-------- Data for this task
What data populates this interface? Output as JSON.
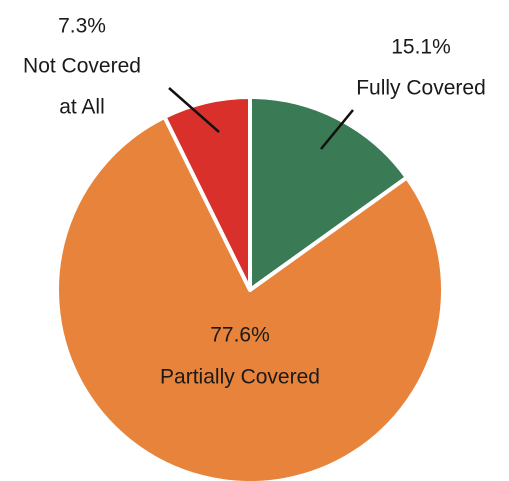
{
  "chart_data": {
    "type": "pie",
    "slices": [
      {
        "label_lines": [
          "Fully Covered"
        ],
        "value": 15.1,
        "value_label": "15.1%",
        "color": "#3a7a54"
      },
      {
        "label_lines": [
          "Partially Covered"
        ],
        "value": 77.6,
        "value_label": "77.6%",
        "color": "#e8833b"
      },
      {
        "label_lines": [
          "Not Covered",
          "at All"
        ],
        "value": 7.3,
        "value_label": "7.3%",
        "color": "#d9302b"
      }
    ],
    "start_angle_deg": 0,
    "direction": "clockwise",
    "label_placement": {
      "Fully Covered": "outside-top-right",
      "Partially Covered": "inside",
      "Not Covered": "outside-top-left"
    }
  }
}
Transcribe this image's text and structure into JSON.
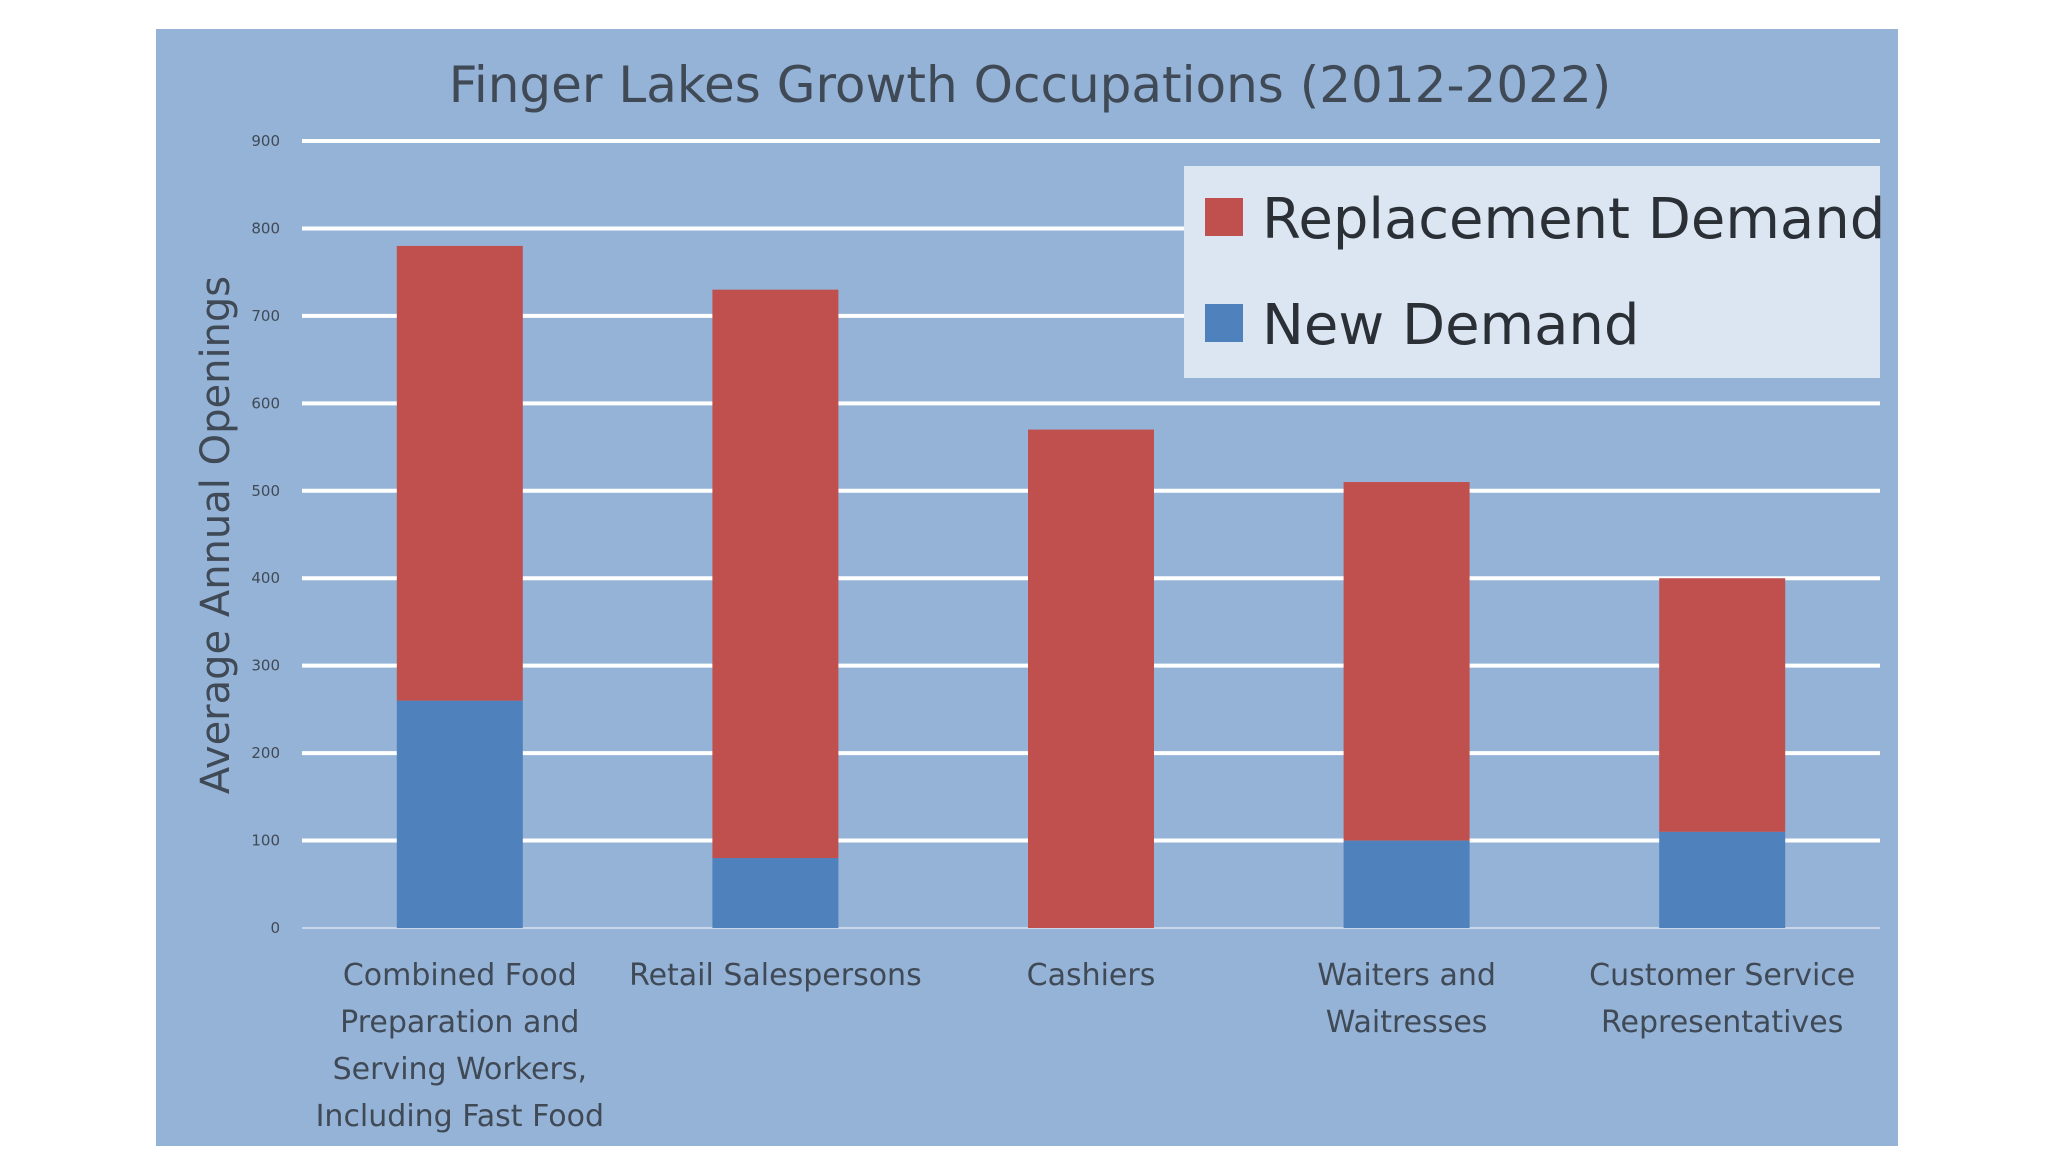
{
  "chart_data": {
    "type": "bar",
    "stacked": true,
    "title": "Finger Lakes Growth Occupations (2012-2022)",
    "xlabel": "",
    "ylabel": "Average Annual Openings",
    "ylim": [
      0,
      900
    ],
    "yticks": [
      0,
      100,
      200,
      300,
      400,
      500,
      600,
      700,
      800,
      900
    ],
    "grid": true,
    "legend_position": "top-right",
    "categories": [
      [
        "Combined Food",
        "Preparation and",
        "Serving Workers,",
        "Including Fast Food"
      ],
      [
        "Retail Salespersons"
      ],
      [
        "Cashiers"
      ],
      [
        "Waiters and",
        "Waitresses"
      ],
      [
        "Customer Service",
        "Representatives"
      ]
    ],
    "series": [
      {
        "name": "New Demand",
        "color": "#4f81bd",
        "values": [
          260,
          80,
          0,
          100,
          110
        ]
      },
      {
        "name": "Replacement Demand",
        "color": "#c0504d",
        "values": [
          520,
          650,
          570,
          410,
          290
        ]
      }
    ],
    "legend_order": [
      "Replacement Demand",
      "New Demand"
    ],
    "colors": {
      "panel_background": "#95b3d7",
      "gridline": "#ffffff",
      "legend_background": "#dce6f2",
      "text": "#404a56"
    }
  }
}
----------------
- What is being asked:
Find out how many lines in the listing contain the string "Replacement". Give the number alone.

- Answer for this exercise:
2